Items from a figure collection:
§

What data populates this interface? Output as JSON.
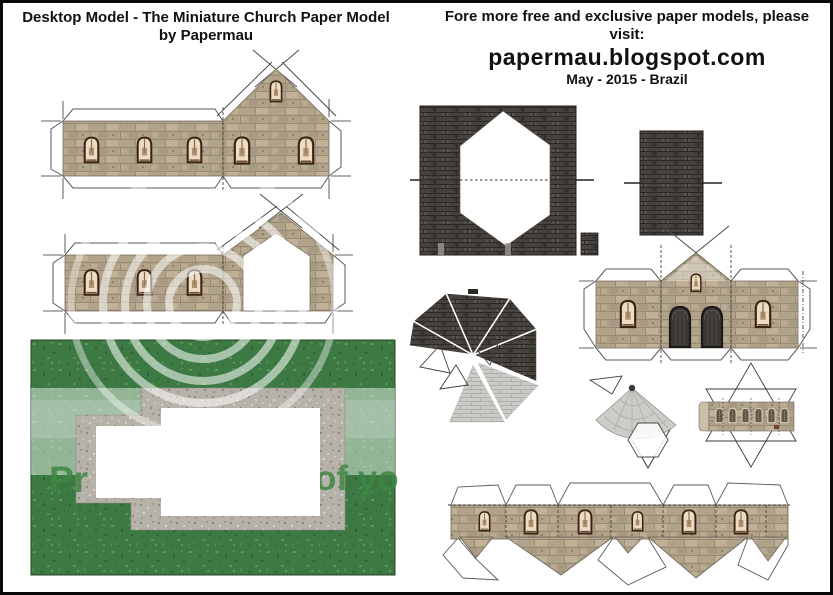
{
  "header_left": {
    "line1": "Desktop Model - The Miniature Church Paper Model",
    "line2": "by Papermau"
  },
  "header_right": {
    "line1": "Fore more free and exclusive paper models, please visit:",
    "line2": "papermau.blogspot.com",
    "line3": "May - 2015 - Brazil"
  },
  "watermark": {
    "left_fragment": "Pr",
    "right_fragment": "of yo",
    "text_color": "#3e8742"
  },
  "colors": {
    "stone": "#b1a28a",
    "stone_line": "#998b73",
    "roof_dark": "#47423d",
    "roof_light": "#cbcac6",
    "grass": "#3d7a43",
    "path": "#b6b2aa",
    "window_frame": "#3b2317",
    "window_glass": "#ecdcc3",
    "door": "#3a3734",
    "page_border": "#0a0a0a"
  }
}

§

From start to finish, output the listing exactly, but omit its pictures.

Task response:
What data populates this interface? Output as JSON.
{
  "header_left": {
    "line1": "Desktop Model - The Miniature Church Paper Model",
    "line2": "by Papermau"
  },
  "header_right": {
    "line1": "Fore more free and exclusive paper models, please visit:",
    "line2": "papermau.blogspot.com",
    "line3": "May - 2015 - Brazil"
  },
  "watermark": {
    "left_fragment": "Pr",
    "right_fragment": "of yo",
    "text_color": "#3e8742"
  },
  "colors": {
    "stone": "#b1a28a",
    "stone_line": "#998b73",
    "roof_dark": "#47423d",
    "roof_light": "#cbcac6",
    "grass": "#3d7a43",
    "path": "#b6b2aa",
    "window_frame": "#3b2317",
    "window_glass": "#ecdcc3",
    "door": "#3a3734",
    "page_border": "#0a0a0a"
  }
}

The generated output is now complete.